WHAT YOU HAVE TO DO:
Your answer should be one number: the count of lines in these entries that hold the word "jakości".

++++ THE INPUT ++++

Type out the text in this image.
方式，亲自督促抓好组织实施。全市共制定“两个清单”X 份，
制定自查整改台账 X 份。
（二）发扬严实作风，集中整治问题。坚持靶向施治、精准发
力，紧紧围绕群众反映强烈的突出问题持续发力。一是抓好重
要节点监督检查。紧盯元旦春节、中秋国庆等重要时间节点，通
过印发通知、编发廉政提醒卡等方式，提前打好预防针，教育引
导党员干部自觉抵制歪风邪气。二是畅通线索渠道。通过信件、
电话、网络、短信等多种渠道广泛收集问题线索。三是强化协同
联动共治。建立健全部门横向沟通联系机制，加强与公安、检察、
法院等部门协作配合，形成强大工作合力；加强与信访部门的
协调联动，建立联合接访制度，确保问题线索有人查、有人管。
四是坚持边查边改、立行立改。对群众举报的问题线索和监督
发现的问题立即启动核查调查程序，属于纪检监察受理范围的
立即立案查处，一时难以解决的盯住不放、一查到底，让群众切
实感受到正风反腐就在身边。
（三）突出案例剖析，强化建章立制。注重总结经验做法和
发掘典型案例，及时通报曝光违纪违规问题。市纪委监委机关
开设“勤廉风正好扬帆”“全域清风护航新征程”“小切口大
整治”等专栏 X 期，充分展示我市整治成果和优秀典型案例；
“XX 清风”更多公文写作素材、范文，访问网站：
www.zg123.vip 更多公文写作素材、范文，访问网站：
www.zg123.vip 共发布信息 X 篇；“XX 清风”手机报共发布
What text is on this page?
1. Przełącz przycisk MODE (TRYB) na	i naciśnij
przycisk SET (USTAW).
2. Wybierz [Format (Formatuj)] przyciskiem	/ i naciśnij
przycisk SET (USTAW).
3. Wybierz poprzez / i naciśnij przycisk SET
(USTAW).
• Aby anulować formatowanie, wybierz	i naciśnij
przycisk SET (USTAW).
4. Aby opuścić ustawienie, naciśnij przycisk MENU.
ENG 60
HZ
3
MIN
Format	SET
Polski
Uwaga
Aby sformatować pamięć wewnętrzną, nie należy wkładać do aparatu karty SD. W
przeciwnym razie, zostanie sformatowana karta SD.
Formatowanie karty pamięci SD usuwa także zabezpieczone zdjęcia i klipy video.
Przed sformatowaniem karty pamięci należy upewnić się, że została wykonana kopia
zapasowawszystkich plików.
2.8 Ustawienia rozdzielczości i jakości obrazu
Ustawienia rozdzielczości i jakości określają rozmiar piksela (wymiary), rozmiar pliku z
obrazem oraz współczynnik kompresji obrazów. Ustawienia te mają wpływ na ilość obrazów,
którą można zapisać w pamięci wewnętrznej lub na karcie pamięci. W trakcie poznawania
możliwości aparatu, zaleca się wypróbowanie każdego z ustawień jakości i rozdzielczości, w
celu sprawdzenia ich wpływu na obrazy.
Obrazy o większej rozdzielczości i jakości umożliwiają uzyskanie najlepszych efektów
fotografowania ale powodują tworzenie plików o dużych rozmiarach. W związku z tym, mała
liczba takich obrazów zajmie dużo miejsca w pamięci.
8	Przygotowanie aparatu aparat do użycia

++++
++++ THE INPUT ++++

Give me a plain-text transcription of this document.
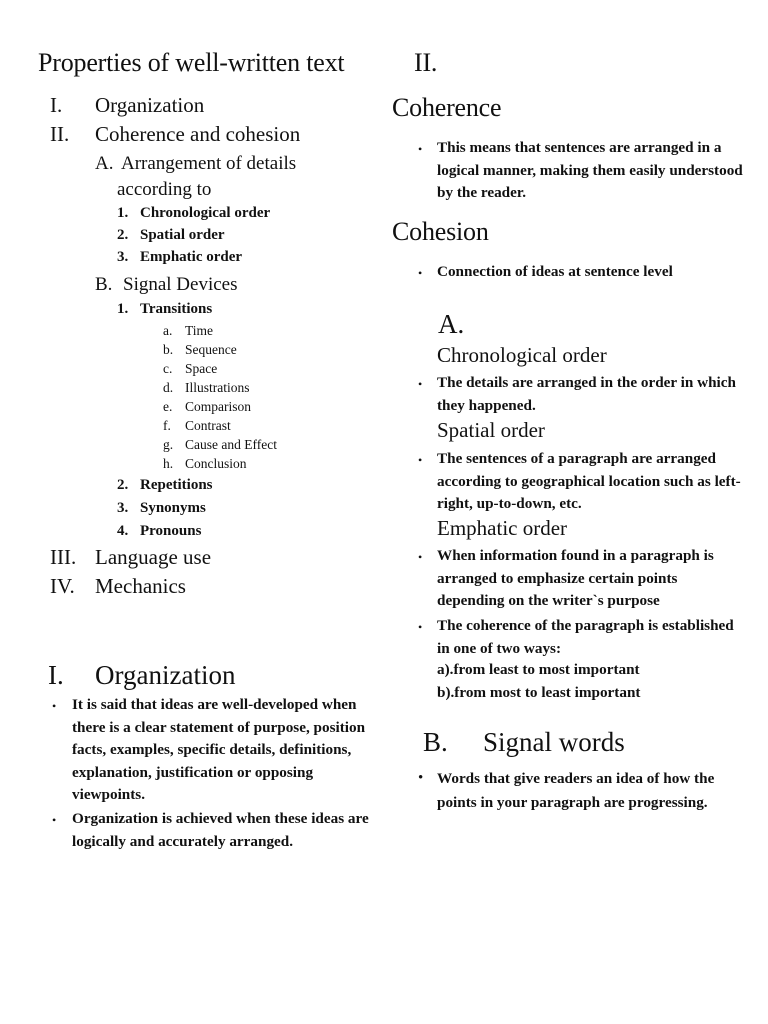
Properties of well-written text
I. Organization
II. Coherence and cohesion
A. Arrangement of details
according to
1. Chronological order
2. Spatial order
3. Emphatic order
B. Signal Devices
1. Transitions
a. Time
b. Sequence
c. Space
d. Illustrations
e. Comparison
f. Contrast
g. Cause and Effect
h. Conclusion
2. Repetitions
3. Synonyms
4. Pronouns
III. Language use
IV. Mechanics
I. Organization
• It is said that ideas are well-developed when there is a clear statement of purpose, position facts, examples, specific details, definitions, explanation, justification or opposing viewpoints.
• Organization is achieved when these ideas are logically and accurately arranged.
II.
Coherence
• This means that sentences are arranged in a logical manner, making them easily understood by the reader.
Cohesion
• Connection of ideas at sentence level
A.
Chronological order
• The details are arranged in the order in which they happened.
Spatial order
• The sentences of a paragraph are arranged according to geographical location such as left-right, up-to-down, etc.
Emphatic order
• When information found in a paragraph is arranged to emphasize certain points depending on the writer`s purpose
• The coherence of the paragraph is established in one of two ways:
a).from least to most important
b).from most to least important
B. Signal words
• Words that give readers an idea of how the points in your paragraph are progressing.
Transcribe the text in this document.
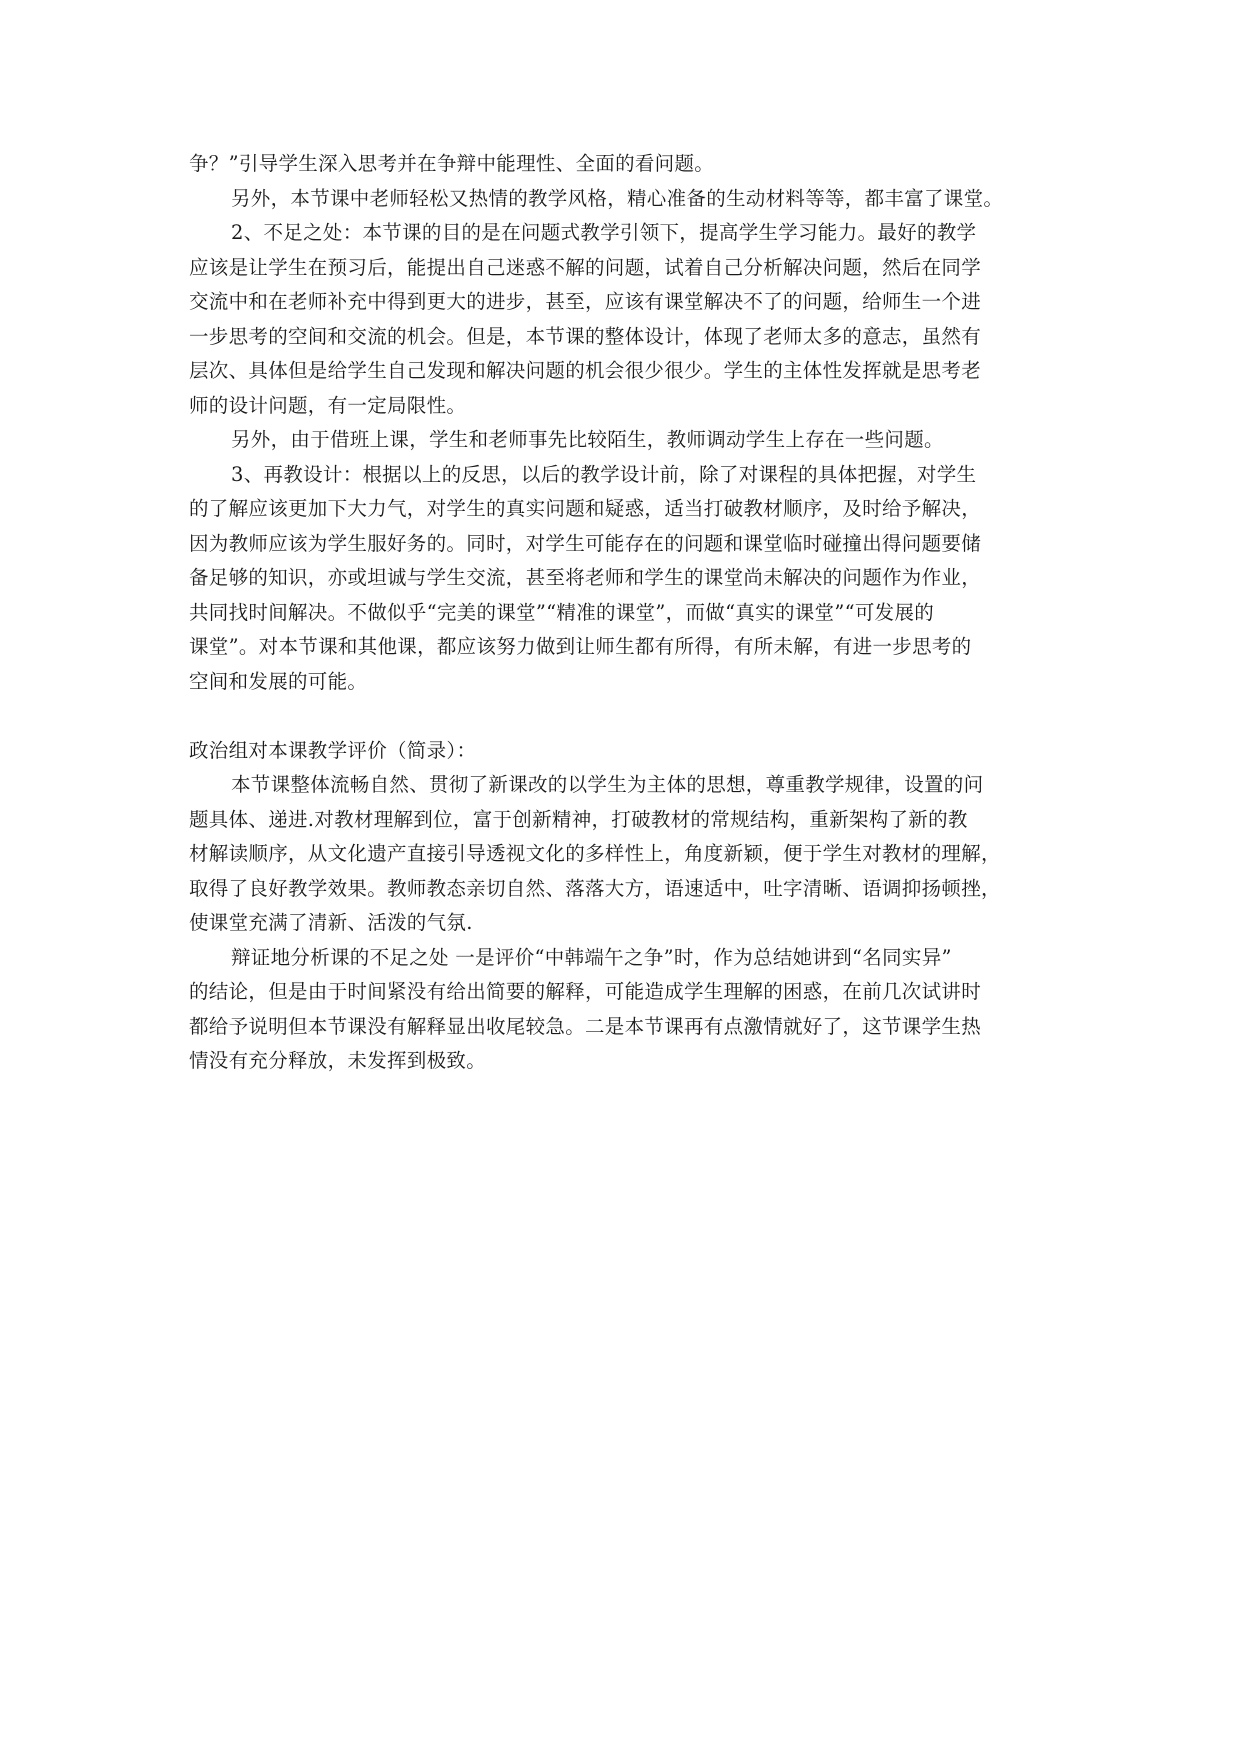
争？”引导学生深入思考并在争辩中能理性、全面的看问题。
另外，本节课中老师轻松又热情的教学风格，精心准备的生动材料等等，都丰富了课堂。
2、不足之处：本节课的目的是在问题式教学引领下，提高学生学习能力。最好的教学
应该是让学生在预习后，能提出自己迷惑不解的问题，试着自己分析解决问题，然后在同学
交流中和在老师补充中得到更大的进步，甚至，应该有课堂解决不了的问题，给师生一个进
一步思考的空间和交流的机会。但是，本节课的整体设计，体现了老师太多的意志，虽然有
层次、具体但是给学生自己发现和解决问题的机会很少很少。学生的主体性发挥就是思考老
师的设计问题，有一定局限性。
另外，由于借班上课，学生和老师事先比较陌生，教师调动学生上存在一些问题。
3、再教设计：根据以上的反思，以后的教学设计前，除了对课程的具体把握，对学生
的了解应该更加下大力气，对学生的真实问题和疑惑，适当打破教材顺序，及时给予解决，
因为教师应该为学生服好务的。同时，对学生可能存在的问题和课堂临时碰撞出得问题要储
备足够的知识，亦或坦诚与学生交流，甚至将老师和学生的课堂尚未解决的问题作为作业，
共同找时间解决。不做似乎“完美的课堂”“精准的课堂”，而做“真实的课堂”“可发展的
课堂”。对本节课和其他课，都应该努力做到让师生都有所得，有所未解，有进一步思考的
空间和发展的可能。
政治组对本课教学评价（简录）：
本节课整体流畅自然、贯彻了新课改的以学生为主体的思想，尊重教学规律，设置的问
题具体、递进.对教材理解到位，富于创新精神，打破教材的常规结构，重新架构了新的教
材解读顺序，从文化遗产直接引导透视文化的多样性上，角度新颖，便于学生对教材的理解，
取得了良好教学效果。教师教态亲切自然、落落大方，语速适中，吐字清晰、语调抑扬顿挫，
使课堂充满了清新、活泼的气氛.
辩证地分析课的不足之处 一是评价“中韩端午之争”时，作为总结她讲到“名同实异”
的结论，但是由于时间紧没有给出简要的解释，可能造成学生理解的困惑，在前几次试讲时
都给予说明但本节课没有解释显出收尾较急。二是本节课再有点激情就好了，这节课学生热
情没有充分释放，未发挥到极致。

++++

RESPONSE TO THE EXERCISE:
4